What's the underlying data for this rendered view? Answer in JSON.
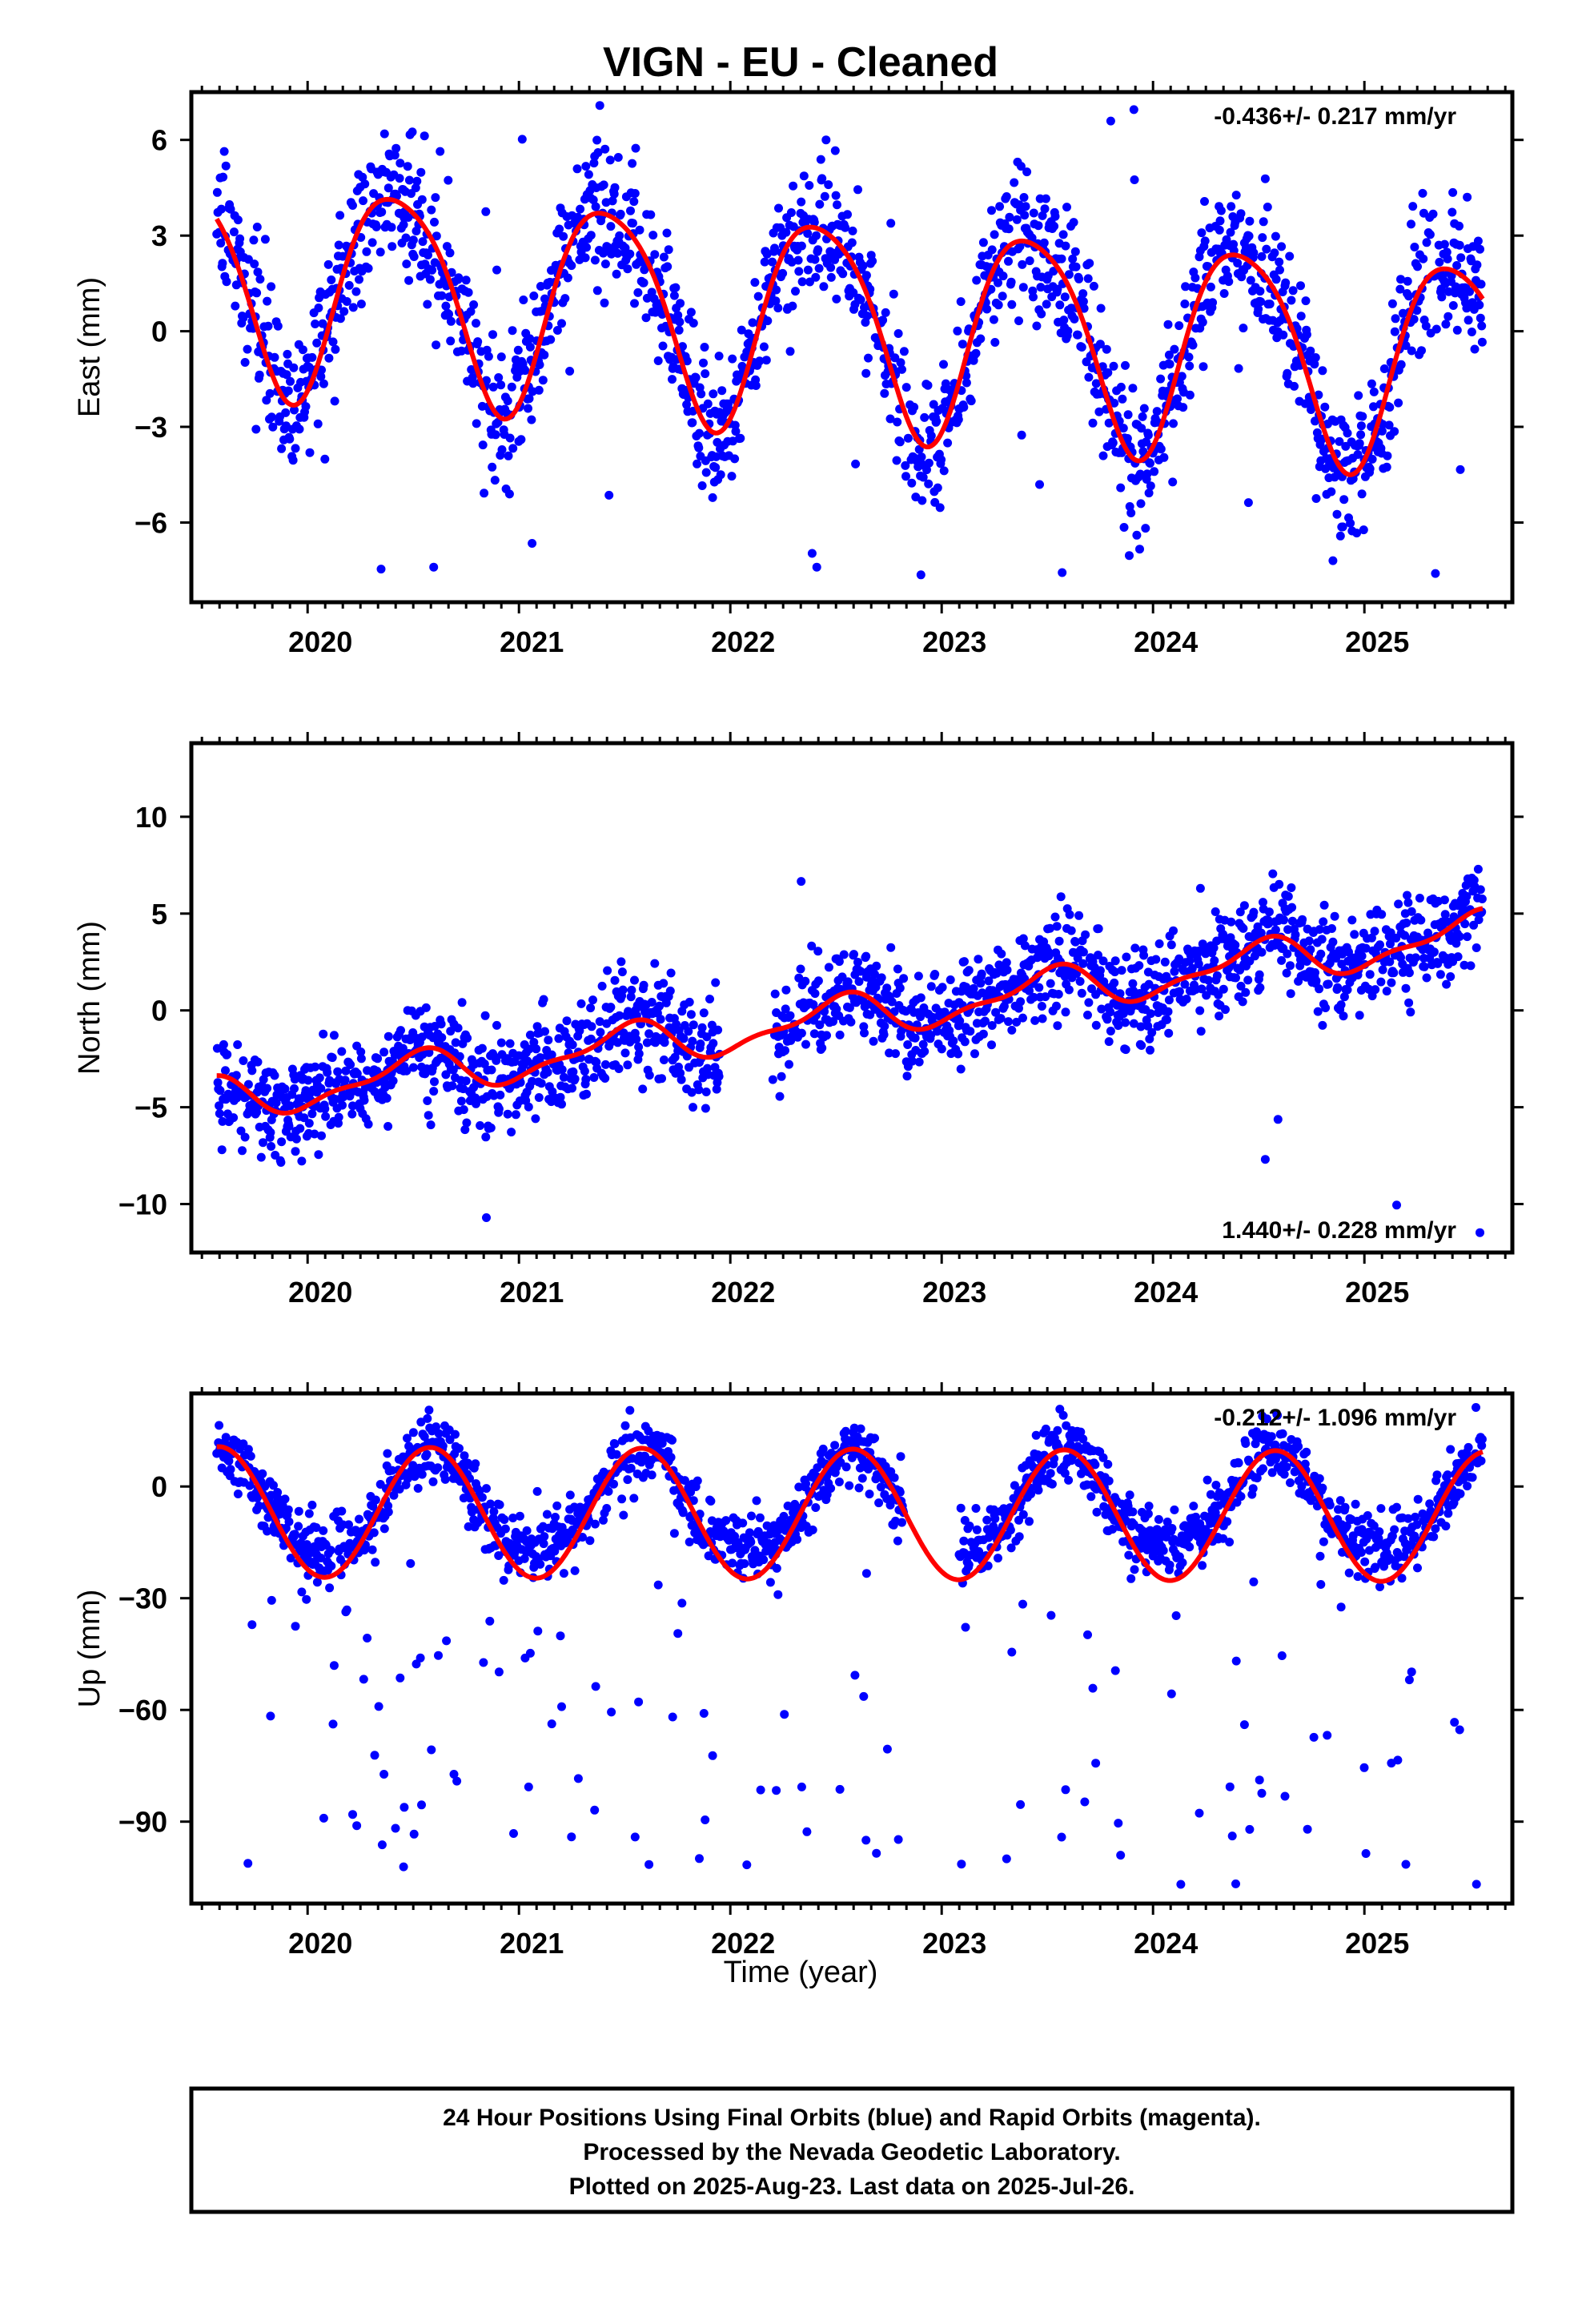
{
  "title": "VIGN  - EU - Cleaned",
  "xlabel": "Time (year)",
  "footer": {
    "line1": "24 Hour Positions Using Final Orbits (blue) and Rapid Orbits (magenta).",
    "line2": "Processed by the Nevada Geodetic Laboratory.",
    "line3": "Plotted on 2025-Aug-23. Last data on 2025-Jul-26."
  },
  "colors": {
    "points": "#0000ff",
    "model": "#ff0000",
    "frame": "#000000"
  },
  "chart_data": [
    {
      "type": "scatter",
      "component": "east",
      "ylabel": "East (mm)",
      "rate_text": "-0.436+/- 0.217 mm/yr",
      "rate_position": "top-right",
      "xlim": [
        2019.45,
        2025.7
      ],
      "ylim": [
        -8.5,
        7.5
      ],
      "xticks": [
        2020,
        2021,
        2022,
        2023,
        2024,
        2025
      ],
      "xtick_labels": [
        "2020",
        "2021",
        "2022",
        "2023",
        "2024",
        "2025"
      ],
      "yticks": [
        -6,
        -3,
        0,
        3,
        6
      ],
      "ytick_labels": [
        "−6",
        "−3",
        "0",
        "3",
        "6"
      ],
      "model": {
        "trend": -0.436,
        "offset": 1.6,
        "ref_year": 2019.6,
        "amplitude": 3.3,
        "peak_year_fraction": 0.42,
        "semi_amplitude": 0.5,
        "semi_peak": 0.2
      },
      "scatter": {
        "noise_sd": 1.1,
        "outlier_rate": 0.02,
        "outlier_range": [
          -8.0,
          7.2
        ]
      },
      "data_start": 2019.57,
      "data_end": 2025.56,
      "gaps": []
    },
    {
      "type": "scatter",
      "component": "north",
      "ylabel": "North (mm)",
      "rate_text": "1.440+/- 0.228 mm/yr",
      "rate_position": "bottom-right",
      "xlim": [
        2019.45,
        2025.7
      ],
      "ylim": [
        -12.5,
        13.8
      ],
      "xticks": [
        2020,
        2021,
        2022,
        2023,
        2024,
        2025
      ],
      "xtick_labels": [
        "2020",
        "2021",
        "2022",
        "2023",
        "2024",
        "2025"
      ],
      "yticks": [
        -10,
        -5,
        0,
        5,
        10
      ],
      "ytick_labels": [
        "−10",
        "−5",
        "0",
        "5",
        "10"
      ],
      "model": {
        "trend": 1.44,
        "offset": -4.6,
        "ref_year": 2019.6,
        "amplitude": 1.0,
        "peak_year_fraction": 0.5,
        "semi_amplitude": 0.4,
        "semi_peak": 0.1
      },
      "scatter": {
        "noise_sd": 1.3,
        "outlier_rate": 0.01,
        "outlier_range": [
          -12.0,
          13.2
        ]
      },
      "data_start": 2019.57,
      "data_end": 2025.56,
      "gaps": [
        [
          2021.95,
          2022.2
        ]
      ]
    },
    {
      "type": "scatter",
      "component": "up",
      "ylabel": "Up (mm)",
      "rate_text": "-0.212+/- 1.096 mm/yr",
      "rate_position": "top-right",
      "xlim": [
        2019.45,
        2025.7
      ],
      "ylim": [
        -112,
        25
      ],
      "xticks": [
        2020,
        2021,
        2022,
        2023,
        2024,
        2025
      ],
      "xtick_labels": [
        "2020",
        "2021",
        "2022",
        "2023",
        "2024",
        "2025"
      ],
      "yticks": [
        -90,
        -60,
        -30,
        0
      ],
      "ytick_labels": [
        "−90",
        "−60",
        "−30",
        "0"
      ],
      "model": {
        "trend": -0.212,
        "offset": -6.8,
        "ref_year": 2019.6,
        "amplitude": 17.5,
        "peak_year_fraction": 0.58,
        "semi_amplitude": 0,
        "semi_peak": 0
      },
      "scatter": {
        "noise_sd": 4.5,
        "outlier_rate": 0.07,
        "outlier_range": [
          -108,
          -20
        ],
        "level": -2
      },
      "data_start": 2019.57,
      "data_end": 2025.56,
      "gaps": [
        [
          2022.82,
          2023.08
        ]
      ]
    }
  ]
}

**Work instructions**: Transcribe the full listing above exactly, with the images removed.

**Answer below**:
What's the underlying data for this rendered view? Answer in JSON.
{
  "title": "VIGN  - EU - Cleaned",
  "xlabel": "Time (year)",
  "footer": {
    "line1": "24 Hour Positions Using Final Orbits (blue) and Rapid Orbits (magenta).",
    "line2": "Processed by the Nevada Geodetic Laboratory.",
    "line3": "Plotted on 2025-Aug-23. Last data on 2025-Jul-26."
  },
  "colors": {
    "points": "#0000ff",
    "model": "#ff0000",
    "frame": "#000000"
  },
  "chart_data": [
    {
      "type": "scatter",
      "component": "east",
      "ylabel": "East (mm)",
      "rate_text": "-0.436+/- 0.217 mm/yr",
      "rate_position": "top-right",
      "xlim": [
        2019.45,
        2025.7
      ],
      "ylim": [
        -8.5,
        7.5
      ],
      "xticks": [
        2020,
        2021,
        2022,
        2023,
        2024,
        2025
      ],
      "xtick_labels": [
        "2020",
        "2021",
        "2022",
        "2023",
        "2024",
        "2025"
      ],
      "yticks": [
        -6,
        -3,
        0,
        3,
        6
      ],
      "ytick_labels": [
        "−6",
        "−3",
        "0",
        "3",
        "6"
      ],
      "model": {
        "trend": -0.436,
        "offset": 1.6,
        "ref_year": 2019.6,
        "amplitude": 3.3,
        "peak_year_fraction": 0.42,
        "semi_amplitude": 0.5,
        "semi_peak": 0.2
      },
      "scatter": {
        "noise_sd": 1.1,
        "outlier_rate": 0.02,
        "outlier_range": [
          -8.0,
          7.2
        ]
      },
      "data_start": 2019.57,
      "data_end": 2025.56,
      "gaps": []
    },
    {
      "type": "scatter",
      "component": "north",
      "ylabel": "North (mm)",
      "rate_text": "1.440+/- 0.228 mm/yr",
      "rate_position": "bottom-right",
      "xlim": [
        2019.45,
        2025.7
      ],
      "ylim": [
        -12.5,
        13.8
      ],
      "xticks": [
        2020,
        2021,
        2022,
        2023,
        2024,
        2025
      ],
      "xtick_labels": [
        "2020",
        "2021",
        "2022",
        "2023",
        "2024",
        "2025"
      ],
      "yticks": [
        -10,
        -5,
        0,
        5,
        10
      ],
      "ytick_labels": [
        "−10",
        "−5",
        "0",
        "5",
        "10"
      ],
      "model": {
        "trend": 1.44,
        "offset": -4.6,
        "ref_year": 2019.6,
        "amplitude": 1.0,
        "peak_year_fraction": 0.5,
        "semi_amplitude": 0.4,
        "semi_peak": 0.1
      },
      "scatter": {
        "noise_sd": 1.3,
        "outlier_rate": 0.01,
        "outlier_range": [
          -12.0,
          13.2
        ]
      },
      "data_start": 2019.57,
      "data_end": 2025.56,
      "gaps": [
        [
          2021.95,
          2022.2
        ]
      ]
    },
    {
      "type": "scatter",
      "component": "up",
      "ylabel": "Up (mm)",
      "rate_text": "-0.212+/- 1.096 mm/yr",
      "rate_position": "top-right",
      "xlim": [
        2019.45,
        2025.7
      ],
      "ylim": [
        -112,
        25
      ],
      "xticks": [
        2020,
        2021,
        2022,
        2023,
        2024,
        2025
      ],
      "xtick_labels": [
        "2020",
        "2021",
        "2022",
        "2023",
        "2024",
        "2025"
      ],
      "yticks": [
        -90,
        -60,
        -30,
        0
      ],
      "ytick_labels": [
        "−90",
        "−60",
        "−30",
        "0"
      ],
      "model": {
        "trend": -0.212,
        "offset": -6.8,
        "ref_year": 2019.6,
        "amplitude": 17.5,
        "peak_year_fraction": 0.58,
        "semi_amplitude": 0,
        "semi_peak": 0
      },
      "scatter": {
        "noise_sd": 4.5,
        "outlier_rate": 0.07,
        "outlier_range": [
          -108,
          -20
        ],
        "level": -2
      },
      "data_start": 2019.57,
      "data_end": 2025.56,
      "gaps": [
        [
          2022.82,
          2023.08
        ]
      ]
    }
  ]
}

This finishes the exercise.